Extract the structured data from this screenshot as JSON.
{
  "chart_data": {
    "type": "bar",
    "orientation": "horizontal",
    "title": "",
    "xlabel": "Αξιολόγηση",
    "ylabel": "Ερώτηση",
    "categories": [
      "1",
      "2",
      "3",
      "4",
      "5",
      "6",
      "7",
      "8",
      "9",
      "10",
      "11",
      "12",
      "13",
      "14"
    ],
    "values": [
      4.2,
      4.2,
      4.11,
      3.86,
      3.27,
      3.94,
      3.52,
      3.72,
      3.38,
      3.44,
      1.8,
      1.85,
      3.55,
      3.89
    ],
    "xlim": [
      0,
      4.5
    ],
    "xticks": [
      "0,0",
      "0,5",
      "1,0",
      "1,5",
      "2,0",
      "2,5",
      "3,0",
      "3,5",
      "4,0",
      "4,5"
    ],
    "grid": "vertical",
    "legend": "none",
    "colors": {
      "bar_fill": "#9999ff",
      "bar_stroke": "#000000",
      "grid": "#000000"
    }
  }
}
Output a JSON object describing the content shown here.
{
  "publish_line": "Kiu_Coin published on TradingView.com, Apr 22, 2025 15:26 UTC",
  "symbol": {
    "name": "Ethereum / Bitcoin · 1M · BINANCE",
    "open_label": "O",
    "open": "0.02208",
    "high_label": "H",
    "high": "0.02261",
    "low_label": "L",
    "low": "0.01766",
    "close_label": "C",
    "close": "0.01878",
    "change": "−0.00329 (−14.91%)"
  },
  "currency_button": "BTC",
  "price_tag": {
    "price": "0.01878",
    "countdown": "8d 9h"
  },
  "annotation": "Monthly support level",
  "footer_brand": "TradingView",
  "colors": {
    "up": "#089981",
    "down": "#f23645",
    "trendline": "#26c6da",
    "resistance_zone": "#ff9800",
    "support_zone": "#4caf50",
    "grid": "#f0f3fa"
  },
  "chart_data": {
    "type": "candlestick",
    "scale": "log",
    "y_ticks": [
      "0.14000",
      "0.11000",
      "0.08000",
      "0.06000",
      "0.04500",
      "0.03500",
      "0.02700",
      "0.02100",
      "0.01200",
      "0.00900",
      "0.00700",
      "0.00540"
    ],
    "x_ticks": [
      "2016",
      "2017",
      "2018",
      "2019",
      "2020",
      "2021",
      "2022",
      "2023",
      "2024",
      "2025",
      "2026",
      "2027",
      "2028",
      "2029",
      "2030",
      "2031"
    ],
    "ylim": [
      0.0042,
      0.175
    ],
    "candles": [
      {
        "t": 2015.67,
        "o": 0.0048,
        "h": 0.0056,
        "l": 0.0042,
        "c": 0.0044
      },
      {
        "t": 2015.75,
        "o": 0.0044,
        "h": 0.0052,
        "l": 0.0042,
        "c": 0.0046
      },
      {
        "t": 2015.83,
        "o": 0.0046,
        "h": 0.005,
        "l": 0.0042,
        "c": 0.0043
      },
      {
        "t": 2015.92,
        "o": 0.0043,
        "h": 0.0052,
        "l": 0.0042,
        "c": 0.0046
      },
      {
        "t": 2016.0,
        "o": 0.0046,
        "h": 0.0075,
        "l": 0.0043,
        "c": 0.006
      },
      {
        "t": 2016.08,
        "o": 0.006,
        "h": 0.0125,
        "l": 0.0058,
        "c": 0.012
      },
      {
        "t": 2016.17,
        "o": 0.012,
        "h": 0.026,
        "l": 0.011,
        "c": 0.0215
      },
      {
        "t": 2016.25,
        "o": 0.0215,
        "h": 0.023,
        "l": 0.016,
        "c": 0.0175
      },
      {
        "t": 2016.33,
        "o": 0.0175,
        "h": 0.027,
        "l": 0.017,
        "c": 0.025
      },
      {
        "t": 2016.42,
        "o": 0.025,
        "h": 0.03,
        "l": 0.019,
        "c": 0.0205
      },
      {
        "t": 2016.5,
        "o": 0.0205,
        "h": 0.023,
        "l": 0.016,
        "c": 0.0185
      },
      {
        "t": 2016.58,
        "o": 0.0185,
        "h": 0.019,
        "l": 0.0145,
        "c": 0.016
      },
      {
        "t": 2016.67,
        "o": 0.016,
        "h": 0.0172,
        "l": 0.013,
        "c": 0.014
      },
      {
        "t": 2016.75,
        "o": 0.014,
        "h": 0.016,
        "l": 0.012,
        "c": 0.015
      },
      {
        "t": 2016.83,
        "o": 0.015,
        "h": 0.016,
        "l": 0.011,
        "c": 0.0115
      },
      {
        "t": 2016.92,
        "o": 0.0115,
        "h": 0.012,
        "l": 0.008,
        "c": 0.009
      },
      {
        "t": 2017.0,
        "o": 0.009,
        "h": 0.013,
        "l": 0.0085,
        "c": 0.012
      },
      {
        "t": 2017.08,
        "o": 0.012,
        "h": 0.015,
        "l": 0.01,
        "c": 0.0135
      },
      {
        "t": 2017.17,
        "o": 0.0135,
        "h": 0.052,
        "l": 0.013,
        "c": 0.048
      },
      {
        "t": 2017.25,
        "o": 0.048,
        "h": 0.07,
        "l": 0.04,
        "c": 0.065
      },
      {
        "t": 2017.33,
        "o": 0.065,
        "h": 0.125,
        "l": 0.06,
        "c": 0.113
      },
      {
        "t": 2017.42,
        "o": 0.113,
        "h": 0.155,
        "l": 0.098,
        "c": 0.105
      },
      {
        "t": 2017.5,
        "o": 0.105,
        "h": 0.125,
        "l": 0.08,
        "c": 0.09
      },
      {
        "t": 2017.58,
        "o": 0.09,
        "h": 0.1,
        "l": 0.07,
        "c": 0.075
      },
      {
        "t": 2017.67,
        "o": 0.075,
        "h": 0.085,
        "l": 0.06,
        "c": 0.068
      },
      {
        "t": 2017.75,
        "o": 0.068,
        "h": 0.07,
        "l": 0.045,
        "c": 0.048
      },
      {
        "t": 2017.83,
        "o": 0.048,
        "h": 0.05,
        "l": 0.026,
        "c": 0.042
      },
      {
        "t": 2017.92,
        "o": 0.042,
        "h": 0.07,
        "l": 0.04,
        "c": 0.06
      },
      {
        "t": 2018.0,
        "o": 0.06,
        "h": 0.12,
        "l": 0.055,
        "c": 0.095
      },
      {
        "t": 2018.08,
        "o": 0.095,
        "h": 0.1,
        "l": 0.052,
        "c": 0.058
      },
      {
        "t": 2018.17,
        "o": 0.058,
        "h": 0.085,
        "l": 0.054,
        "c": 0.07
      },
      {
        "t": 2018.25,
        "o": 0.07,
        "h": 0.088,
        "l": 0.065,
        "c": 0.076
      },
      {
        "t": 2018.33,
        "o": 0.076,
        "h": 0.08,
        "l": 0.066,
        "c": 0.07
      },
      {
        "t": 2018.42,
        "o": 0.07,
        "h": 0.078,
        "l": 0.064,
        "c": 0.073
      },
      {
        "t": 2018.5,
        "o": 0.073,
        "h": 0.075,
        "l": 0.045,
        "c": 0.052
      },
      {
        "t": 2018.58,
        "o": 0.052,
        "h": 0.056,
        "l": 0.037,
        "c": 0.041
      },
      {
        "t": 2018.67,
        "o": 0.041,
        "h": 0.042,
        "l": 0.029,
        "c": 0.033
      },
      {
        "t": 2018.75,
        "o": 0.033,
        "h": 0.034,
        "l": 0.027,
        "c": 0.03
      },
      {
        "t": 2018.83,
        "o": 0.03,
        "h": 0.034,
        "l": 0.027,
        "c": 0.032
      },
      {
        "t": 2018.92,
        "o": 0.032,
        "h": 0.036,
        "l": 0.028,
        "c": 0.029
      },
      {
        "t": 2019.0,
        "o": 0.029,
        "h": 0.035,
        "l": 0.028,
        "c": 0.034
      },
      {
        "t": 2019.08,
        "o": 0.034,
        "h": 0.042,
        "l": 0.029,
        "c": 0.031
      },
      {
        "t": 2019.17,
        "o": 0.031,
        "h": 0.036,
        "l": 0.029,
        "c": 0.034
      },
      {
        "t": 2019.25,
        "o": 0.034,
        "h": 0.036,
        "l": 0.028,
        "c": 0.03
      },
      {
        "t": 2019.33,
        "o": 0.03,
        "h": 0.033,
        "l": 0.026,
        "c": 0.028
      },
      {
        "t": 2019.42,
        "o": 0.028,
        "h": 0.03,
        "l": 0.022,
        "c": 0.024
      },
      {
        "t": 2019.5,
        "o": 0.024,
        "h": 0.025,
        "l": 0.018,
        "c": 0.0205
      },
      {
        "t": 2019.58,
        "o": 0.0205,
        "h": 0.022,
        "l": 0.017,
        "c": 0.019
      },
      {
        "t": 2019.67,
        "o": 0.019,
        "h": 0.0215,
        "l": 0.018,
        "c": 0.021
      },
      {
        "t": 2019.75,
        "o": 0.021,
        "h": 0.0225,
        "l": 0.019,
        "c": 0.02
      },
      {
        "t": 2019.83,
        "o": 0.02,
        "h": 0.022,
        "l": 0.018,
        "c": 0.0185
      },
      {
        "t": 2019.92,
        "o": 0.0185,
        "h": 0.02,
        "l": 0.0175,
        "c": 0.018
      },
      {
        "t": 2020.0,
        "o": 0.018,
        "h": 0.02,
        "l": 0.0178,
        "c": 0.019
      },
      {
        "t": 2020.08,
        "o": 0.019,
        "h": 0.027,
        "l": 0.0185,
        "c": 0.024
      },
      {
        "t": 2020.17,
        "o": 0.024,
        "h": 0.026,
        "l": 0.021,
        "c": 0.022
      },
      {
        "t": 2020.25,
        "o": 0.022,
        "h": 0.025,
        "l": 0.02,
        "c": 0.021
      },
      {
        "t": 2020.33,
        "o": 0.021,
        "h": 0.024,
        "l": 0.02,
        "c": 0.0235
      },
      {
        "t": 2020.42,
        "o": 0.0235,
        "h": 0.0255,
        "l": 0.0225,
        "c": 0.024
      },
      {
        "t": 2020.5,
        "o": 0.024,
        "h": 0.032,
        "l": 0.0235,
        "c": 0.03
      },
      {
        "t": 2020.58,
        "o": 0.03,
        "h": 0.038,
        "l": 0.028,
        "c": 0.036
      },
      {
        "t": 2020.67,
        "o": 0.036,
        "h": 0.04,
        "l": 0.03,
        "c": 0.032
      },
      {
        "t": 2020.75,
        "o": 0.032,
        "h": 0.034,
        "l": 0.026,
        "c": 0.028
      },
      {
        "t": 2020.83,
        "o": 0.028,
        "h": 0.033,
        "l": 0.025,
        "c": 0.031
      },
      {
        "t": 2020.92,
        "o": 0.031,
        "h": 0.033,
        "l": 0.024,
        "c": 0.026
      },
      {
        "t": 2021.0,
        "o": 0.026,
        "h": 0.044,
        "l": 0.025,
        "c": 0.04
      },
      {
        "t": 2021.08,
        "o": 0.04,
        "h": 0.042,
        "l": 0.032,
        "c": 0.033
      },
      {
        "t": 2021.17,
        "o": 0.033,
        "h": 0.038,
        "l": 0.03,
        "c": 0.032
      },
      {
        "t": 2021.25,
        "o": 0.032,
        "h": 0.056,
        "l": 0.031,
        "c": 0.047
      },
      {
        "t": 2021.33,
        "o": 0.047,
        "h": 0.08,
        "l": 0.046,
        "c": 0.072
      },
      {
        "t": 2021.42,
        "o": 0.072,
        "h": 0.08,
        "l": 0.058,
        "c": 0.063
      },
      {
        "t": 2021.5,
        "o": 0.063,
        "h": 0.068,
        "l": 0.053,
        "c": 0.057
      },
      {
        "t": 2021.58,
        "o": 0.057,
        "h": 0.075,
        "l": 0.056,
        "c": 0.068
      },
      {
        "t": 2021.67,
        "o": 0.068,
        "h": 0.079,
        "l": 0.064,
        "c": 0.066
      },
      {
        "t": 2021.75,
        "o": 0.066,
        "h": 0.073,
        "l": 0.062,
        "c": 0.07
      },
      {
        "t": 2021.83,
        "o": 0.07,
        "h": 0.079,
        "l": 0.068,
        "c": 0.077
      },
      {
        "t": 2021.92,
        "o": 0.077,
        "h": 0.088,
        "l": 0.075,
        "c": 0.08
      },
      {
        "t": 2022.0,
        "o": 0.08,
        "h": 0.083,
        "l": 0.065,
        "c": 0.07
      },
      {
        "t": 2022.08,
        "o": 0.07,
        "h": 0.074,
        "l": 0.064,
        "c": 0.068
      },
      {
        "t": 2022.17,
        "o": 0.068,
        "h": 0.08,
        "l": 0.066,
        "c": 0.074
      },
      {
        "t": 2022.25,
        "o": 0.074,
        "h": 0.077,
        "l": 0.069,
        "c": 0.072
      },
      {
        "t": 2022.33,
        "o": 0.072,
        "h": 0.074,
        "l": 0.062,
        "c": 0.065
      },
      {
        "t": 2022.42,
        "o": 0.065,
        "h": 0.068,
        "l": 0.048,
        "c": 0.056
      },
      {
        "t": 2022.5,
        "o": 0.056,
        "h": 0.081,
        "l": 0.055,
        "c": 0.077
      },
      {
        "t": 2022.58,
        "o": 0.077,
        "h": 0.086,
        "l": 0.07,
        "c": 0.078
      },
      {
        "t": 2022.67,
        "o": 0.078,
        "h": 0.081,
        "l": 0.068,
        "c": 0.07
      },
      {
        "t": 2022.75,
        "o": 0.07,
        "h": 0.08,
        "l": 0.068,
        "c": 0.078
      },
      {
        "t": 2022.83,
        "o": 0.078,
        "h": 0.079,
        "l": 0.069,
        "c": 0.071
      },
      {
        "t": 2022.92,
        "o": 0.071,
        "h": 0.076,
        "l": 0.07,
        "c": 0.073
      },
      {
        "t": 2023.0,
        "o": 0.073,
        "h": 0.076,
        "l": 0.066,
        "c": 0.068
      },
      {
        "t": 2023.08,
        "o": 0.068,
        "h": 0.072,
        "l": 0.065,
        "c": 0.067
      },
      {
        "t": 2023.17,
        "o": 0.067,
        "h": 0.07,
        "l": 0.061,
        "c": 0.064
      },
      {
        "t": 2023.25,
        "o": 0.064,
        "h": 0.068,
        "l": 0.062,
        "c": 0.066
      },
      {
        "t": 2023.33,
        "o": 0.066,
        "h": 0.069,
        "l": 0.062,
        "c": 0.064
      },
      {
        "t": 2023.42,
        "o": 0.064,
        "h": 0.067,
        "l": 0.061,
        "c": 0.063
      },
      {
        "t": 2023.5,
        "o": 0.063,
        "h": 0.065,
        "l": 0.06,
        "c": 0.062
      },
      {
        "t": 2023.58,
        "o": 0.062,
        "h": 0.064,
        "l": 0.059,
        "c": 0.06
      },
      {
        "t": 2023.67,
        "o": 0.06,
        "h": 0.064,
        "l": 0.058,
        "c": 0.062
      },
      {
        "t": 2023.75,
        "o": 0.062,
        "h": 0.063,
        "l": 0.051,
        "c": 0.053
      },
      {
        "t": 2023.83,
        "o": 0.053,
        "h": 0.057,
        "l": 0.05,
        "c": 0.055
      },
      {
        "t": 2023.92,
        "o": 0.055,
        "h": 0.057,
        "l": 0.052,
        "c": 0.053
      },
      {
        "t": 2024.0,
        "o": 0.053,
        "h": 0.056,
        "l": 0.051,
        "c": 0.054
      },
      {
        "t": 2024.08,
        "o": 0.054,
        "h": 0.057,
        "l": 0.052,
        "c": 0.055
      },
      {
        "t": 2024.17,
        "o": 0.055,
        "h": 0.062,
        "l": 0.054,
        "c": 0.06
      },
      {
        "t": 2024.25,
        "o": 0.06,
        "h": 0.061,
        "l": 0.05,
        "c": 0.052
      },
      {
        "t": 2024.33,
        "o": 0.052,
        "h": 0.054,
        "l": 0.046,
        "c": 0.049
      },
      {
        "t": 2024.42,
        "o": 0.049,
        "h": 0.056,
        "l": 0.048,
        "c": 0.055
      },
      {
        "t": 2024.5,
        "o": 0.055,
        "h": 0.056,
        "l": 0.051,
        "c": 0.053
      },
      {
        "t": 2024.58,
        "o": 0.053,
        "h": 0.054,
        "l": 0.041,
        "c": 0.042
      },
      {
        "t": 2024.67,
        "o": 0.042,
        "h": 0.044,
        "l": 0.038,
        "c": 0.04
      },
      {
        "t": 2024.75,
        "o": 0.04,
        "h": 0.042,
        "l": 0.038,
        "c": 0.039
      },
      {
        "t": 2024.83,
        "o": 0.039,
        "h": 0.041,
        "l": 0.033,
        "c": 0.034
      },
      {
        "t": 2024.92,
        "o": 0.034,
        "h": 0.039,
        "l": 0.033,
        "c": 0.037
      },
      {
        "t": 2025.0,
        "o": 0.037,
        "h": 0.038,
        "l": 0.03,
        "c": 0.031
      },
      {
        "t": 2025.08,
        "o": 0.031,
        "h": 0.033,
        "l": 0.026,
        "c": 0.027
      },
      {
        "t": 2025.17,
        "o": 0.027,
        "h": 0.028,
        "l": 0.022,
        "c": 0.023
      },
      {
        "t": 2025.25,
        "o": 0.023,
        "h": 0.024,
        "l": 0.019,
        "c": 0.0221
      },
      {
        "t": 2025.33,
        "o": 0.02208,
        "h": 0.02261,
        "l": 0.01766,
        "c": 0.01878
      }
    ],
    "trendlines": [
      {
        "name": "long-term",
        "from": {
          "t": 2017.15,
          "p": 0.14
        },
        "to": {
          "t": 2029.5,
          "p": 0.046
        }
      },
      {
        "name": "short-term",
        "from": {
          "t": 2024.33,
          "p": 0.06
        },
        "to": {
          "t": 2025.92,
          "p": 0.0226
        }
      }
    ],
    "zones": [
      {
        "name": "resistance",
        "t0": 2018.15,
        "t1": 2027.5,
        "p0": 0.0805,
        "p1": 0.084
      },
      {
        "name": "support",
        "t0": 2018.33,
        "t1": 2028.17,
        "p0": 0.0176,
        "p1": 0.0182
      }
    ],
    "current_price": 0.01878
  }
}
----
[STATED PROBLEM]
Take every line that includes the string "grid" and copy it.

[ANSWER FOR THE TASK]
    "grid": "vertical",
      "grid": "#000000"
    "grid": "#f0f3fa"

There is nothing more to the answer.